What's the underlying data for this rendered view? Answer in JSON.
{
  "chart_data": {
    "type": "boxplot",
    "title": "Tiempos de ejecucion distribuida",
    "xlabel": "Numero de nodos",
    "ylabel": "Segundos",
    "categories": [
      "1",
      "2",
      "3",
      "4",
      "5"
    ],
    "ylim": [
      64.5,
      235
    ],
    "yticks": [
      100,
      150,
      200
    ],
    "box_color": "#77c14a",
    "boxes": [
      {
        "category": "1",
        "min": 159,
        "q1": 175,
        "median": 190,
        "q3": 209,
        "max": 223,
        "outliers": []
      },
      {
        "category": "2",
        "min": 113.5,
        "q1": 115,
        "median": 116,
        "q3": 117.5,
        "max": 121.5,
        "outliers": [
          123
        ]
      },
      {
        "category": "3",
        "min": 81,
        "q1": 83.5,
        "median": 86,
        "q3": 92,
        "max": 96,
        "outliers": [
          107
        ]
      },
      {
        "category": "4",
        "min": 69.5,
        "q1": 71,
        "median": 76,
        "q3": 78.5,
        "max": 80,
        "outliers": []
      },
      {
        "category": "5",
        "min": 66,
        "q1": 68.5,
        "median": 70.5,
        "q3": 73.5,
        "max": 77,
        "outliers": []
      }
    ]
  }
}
◇ ◇ ◇
Reproduce every entry shown above, precisely as it stands.

FULL SOLUTION:
What's the underlying data for this rendered view? Answer in JSON.
{
  "chart_data": {
    "type": "boxplot",
    "title": "Tiempos de ejecucion distribuida",
    "xlabel": "Numero de nodos",
    "ylabel": "Segundos",
    "categories": [
      "1",
      "2",
      "3",
      "4",
      "5"
    ],
    "ylim": [
      64.5,
      235
    ],
    "yticks": [
      100,
      150,
      200
    ],
    "box_color": "#77c14a",
    "boxes": [
      {
        "category": "1",
        "min": 159,
        "q1": 175,
        "median": 190,
        "q3": 209,
        "max": 223,
        "outliers": []
      },
      {
        "category": "2",
        "min": 113.5,
        "q1": 115,
        "median": 116,
        "q3": 117.5,
        "max": 121.5,
        "outliers": [
          123
        ]
      },
      {
        "category": "3",
        "min": 81,
        "q1": 83.5,
        "median": 86,
        "q3": 92,
        "max": 96,
        "outliers": [
          107
        ]
      },
      {
        "category": "4",
        "min": 69.5,
        "q1": 71,
        "median": 76,
        "q3": 78.5,
        "max": 80,
        "outliers": []
      },
      {
        "category": "5",
        "min": 66,
        "q1": 68.5,
        "median": 70.5,
        "q3": 73.5,
        "max": 77,
        "outliers": []
      }
    ]
  }
}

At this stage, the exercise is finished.